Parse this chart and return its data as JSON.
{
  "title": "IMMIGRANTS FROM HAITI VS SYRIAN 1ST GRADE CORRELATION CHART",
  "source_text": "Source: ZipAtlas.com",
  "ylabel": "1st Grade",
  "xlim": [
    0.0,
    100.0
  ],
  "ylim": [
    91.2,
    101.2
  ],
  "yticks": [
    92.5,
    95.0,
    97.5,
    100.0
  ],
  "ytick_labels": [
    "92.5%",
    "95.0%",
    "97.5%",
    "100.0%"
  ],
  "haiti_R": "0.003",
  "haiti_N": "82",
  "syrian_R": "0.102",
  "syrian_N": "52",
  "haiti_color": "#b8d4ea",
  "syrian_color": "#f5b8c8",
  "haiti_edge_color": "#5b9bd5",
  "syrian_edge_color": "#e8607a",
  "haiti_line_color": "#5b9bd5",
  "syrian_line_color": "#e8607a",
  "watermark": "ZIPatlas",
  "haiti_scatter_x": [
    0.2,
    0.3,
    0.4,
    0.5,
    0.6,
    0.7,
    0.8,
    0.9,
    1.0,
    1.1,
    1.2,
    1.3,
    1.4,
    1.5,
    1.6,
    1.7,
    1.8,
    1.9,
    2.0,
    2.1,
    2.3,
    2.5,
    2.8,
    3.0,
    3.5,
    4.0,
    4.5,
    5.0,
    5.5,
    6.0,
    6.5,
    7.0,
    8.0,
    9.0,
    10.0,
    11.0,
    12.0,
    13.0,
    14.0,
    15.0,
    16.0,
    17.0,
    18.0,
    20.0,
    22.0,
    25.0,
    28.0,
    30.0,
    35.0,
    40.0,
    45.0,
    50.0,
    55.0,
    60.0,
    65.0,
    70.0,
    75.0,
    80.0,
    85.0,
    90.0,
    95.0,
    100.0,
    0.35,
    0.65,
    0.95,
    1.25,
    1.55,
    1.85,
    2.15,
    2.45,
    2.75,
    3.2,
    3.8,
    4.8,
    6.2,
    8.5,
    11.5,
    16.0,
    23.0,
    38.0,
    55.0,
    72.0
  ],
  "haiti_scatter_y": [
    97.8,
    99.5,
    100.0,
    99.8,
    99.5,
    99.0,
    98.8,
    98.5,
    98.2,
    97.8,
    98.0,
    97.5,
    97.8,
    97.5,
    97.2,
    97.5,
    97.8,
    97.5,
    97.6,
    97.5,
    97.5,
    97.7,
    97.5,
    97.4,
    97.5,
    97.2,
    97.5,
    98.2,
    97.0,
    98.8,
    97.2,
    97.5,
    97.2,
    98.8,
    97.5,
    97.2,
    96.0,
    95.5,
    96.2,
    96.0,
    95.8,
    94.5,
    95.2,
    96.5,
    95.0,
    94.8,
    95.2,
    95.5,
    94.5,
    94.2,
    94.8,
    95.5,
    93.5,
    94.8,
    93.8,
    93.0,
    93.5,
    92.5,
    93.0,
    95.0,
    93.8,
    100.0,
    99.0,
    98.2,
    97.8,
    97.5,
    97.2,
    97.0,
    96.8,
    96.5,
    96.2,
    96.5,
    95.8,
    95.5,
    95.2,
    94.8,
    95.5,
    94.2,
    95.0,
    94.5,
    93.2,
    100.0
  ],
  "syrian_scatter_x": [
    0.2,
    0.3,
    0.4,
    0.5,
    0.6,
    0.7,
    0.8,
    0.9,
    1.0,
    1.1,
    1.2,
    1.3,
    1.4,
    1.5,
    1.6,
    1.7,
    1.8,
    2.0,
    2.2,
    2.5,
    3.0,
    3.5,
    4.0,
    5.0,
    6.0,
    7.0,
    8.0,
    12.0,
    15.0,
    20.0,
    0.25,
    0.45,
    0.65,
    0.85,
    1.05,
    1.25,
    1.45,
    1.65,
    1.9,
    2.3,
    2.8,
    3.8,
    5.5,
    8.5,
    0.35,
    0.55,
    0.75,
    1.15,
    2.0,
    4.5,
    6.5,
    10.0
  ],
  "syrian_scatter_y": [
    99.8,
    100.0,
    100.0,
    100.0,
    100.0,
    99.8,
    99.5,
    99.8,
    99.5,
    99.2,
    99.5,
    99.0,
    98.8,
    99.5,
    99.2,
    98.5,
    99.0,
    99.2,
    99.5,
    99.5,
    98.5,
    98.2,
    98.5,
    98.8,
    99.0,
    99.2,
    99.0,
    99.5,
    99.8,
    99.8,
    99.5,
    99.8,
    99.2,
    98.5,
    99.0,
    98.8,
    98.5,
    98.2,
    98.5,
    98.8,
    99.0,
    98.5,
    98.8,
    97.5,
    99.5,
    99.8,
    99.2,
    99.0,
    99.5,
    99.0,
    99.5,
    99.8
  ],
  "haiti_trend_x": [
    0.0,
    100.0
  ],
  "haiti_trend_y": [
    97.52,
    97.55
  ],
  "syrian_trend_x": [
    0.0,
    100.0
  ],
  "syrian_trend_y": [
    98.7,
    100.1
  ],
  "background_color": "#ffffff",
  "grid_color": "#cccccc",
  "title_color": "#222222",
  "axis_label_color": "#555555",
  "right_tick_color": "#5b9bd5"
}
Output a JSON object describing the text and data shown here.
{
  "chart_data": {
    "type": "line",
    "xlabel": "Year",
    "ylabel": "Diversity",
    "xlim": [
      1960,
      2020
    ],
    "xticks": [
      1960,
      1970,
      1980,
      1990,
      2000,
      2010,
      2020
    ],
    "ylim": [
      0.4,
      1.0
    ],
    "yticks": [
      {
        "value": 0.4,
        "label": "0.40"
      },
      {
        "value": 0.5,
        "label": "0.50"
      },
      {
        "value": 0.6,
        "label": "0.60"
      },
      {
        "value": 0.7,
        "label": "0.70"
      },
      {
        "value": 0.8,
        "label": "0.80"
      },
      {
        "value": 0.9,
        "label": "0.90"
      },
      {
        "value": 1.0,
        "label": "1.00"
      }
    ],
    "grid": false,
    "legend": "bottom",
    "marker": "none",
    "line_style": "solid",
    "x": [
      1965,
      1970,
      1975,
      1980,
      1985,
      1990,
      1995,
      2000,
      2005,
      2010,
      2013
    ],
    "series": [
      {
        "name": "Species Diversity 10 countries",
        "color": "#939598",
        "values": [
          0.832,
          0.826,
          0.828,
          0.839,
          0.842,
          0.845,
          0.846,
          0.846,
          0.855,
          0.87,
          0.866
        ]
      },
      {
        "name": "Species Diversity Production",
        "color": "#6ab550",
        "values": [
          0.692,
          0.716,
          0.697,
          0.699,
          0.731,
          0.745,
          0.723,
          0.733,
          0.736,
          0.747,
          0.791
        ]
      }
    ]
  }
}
● ● ● ● ●
• **Set task**: Write down all the entries again without a single difference.

• **Right answer**:
Parse this chart and return its data as JSON.
{
  "title": "IMMIGRANTS FROM HAITI VS SYRIAN 1ST GRADE CORRELATION CHART",
  "source_text": "Source: ZipAtlas.com",
  "ylabel": "1st Grade",
  "xlim": [
    0.0,
    100.0
  ],
  "ylim": [
    91.2,
    101.2
  ],
  "yticks": [
    92.5,
    95.0,
    97.5,
    100.0
  ],
  "ytick_labels": [
    "92.5%",
    "95.0%",
    "97.5%",
    "100.0%"
  ],
  "haiti_R": "0.003",
  "haiti_N": "82",
  "syrian_R": "0.102",
  "syrian_N": "52",
  "haiti_color": "#b8d4ea",
  "syrian_color": "#f5b8c8",
  "haiti_edge_color": "#5b9bd5",
  "syrian_edge_color": "#e8607a",
  "haiti_line_color": "#5b9bd5",
  "syrian_line_color": "#e8607a",
  "watermark": "ZIPatlas",
  "haiti_scatter_x": [
    0.2,
    0.3,
    0.4,
    0.5,
    0.6,
    0.7,
    0.8,
    0.9,
    1.0,
    1.1,
    1.2,
    1.3,
    1.4,
    1.5,
    1.6,
    1.7,
    1.8,
    1.9,
    2.0,
    2.1,
    2.3,
    2.5,
    2.8,
    3.0,
    3.5,
    4.0,
    4.5,
    5.0,
    5.5,
    6.0,
    6.5,
    7.0,
    8.0,
    9.0,
    10.0,
    11.0,
    12.0,
    13.0,
    14.0,
    15.0,
    16.0,
    17.0,
    18.0,
    20.0,
    22.0,
    25.0,
    28.0,
    30.0,
    35.0,
    40.0,
    45.0,
    50.0,
    55.0,
    60.0,
    65.0,
    70.0,
    75.0,
    80.0,
    85.0,
    90.0,
    95.0,
    100.0,
    0.35,
    0.65,
    0.95,
    1.25,
    1.55,
    1.85,
    2.15,
    2.45,
    2.75,
    3.2,
    3.8,
    4.8,
    6.2,
    8.5,
    11.5,
    16.0,
    23.0,
    38.0,
    55.0,
    72.0
  ],
  "haiti_scatter_y": [
    97.8,
    99.5,
    100.0,
    99.8,
    99.5,
    99.0,
    98.8,
    98.5,
    98.2,
    97.8,
    98.0,
    97.5,
    97.8,
    97.5,
    97.2,
    97.5,
    97.8,
    97.5,
    97.6,
    97.5,
    97.5,
    97.7,
    97.5,
    97.4,
    97.5,
    97.2,
    97.5,
    98.2,
    97.0,
    98.8,
    97.2,
    97.5,
    97.2,
    98.8,
    97.5,
    97.2,
    96.0,
    95.5,
    96.2,
    96.0,
    95.8,
    94.5,
    95.2,
    96.5,
    95.0,
    94.8,
    95.2,
    95.5,
    94.5,
    94.2,
    94.8,
    95.5,
    93.5,
    94.8,
    93.8,
    93.0,
    93.5,
    92.5,
    93.0,
    95.0,
    93.8,
    100.0,
    99.0,
    98.2,
    97.8,
    97.5,
    97.2,
    97.0,
    96.8,
    96.5,
    96.2,
    96.5,
    95.8,
    95.5,
    95.2,
    94.8,
    95.5,
    94.2,
    95.0,
    94.5,
    93.2,
    100.0
  ],
  "syrian_scatter_x": [
    0.2,
    0.3,
    0.4,
    0.5,
    0.6,
    0.7,
    0.8,
    0.9,
    1.0,
    1.1,
    1.2,
    1.3,
    1.4,
    1.5,
    1.6,
    1.7,
    1.8,
    2.0,
    2.2,
    2.5,
    3.0,
    3.5,
    4.0,
    5.0,
    6.0,
    7.0,
    8.0,
    12.0,
    15.0,
    20.0,
    0.25,
    0.45,
    0.65,
    0.85,
    1.05,
    1.25,
    1.45,
    1.65,
    1.9,
    2.3,
    2.8,
    3.8,
    5.5,
    8.5,
    0.35,
    0.55,
    0.75,
    1.15,
    2.0,
    4.5,
    6.5,
    10.0
  ],
  "syrian_scatter_y": [
    99.8,
    100.0,
    100.0,
    100.0,
    100.0,
    99.8,
    99.5,
    99.8,
    99.5,
    99.2,
    99.5,
    99.0,
    98.8,
    99.5,
    99.2,
    98.5,
    99.0,
    99.2,
    99.5,
    99.5,
    98.5,
    98.2,
    98.5,
    98.8,
    99.0,
    99.2,
    99.0,
    99.5,
    99.8,
    99.8,
    99.5,
    99.8,
    99.2,
    98.5,
    99.0,
    98.8,
    98.5,
    98.2,
    98.5,
    98.8,
    99.0,
    98.5,
    98.8,
    97.5,
    99.5,
    99.8,
    99.2,
    99.0,
    99.5,
    99.0,
    99.5,
    99.8
  ],
  "haiti_trend_x": [
    0.0,
    100.0
  ],
  "haiti_trend_y": [
    97.52,
    97.55
  ],
  "syrian_trend_x": [
    0.0,
    100.0
  ],
  "syrian_trend_y": [
    98.7,
    100.1
  ],
  "background_color": "#ffffff",
  "grid_color": "#cccccc",
  "title_color": "#222222",
  "axis_label_color": "#555555",
  "right_tick_color": "#5b9bd5"
}
Output a JSON object describing the text and data shown here.
{
  "chart_data": {
    "type": "line",
    "xlabel": "Year",
    "ylabel": "Diversity",
    "xlim": [
      1960,
      2020
    ],
    "xticks": [
      1960,
      1970,
      1980,
      1990,
      2000,
      2010,
      2020
    ],
    "ylim": [
      0.4,
      1.0
    ],
    "yticks": [
      {
        "value": 0.4,
        "label": "0.40"
      },
      {
        "value": 0.5,
        "label": "0.50"
      },
      {
        "value": 0.6,
        "label": "0.60"
      },
      {
        "value": 0.7,
        "label": "0.70"
      },
      {
        "value": 0.8,
        "label": "0.80"
      },
      {
        "value": 0.9,
        "label": "0.90"
      },
      {
        "value": 1.0,
        "label": "1.00"
      }
    ],
    "grid": false,
    "legend": "bottom",
    "marker": "none",
    "line_style": "solid",
    "x": [
      1965,
      1970,
      1975,
      1980,
      1985,
      1990,
      1995,
      2000,
      2005,
      2010,
      2013
    ],
    "series": [
      {
        "name": "Species Diversity 10 countries",
        "color": "#939598",
        "values": [
          0.832,
          0.826,
          0.828,
          0.839,
          0.842,
          0.845,
          0.846,
          0.846,
          0.855,
          0.87,
          0.866
        ]
      },
      {
        "name": "Species Diversity Production",
        "color": "#6ab550",
        "values": [
          0.692,
          0.716,
          0.697,
          0.699,
          0.731,
          0.745,
          0.723,
          0.733,
          0.736,
          0.747,
          0.791
        ]
      }
    ]
  }
}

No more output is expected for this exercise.